Objective
Output the material below unchanged, apart from leaving out the pictures.

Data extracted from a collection
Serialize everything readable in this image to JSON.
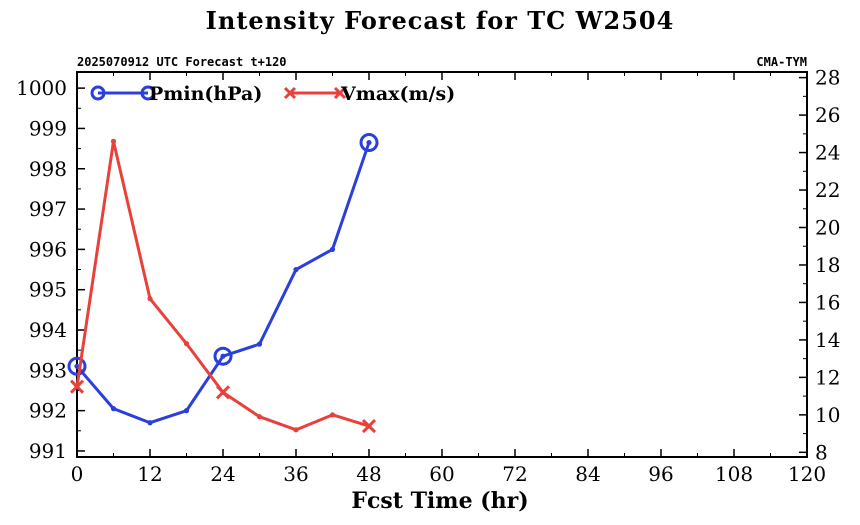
{
  "chart_data": {
    "type": "line",
    "title": "Intensity Forecast for TC W2504",
    "subtitle_left": "2025070912 UTC Forecast t+120",
    "subtitle_right": "CMA-TYM",
    "xlabel": "Fcst Time (hr)",
    "xlim": [
      0,
      120
    ],
    "x_ticks": [
      0,
      12,
      24,
      36,
      48,
      60,
      72,
      84,
      96,
      108,
      120
    ],
    "y_left_lim": [
      991,
      1000
    ],
    "y_left_ticks": [
      991,
      992,
      993,
      994,
      995,
      996,
      997,
      998,
      999,
      1000
    ],
    "y_right_lim": [
      8,
      28
    ],
    "y_right_ticks": [
      8,
      10,
      12,
      14,
      16,
      18,
      20,
      22,
      24,
      26,
      28
    ],
    "legend_placement": "top-left",
    "series": [
      {
        "name": "Pmin(hPa)",
        "axis": "left",
        "color": "#2a3fdc",
        "marker": "circle",
        "x": [
          0,
          6,
          12,
          18,
          24,
          30,
          36,
          42,
          48
        ],
        "values": [
          993.1,
          992.05,
          991.7,
          992.0,
          993.35,
          993.65,
          995.5,
          996.0,
          998.65
        ],
        "major_marker_x": [
          0,
          24,
          48
        ]
      },
      {
        "name": "Vmax(m/s)",
        "axis": "right",
        "color": "#e8413c",
        "marker": "x",
        "x": [
          0,
          6,
          12,
          18,
          24,
          30,
          36,
          42,
          48
        ],
        "values": [
          11.5,
          24.6,
          16.2,
          13.8,
          11.2,
          9.9,
          9.2,
          10.0,
          9.4
        ],
        "major_marker_x": [
          0,
          24,
          48
        ]
      }
    ]
  }
}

Worked solution
Serialize everything readable in this image to JSON.
{
  "chart_data": {
    "type": "line",
    "title": "Intensity Forecast for TC W2504",
    "subtitle_left": "2025070912 UTC Forecast t+120",
    "subtitle_right": "CMA-TYM",
    "xlabel": "Fcst Time (hr)",
    "xlim": [
      0,
      120
    ],
    "x_ticks": [
      0,
      12,
      24,
      36,
      48,
      60,
      72,
      84,
      96,
      108,
      120
    ],
    "y_left_lim": [
      991,
      1000
    ],
    "y_left_ticks": [
      991,
      992,
      993,
      994,
      995,
      996,
      997,
      998,
      999,
      1000
    ],
    "y_right_lim": [
      8,
      28
    ],
    "y_right_ticks": [
      8,
      10,
      12,
      14,
      16,
      18,
      20,
      22,
      24,
      26,
      28
    ],
    "legend_placement": "top-left",
    "series": [
      {
        "name": "Pmin(hPa)",
        "axis": "left",
        "color": "#2a3fdc",
        "marker": "circle",
        "x": [
          0,
          6,
          12,
          18,
          24,
          30,
          36,
          42,
          48
        ],
        "values": [
          993.1,
          992.05,
          991.7,
          992.0,
          993.35,
          993.65,
          995.5,
          996.0,
          998.65
        ],
        "major_marker_x": [
          0,
          24,
          48
        ]
      },
      {
        "name": "Vmax(m/s)",
        "axis": "right",
        "color": "#e8413c",
        "marker": "x",
        "x": [
          0,
          6,
          12,
          18,
          24,
          30,
          36,
          42,
          48
        ],
        "values": [
          11.5,
          24.6,
          16.2,
          13.8,
          11.2,
          9.9,
          9.2,
          10.0,
          9.4
        ],
        "major_marker_x": [
          0,
          24,
          48
        ]
      }
    ]
  }
}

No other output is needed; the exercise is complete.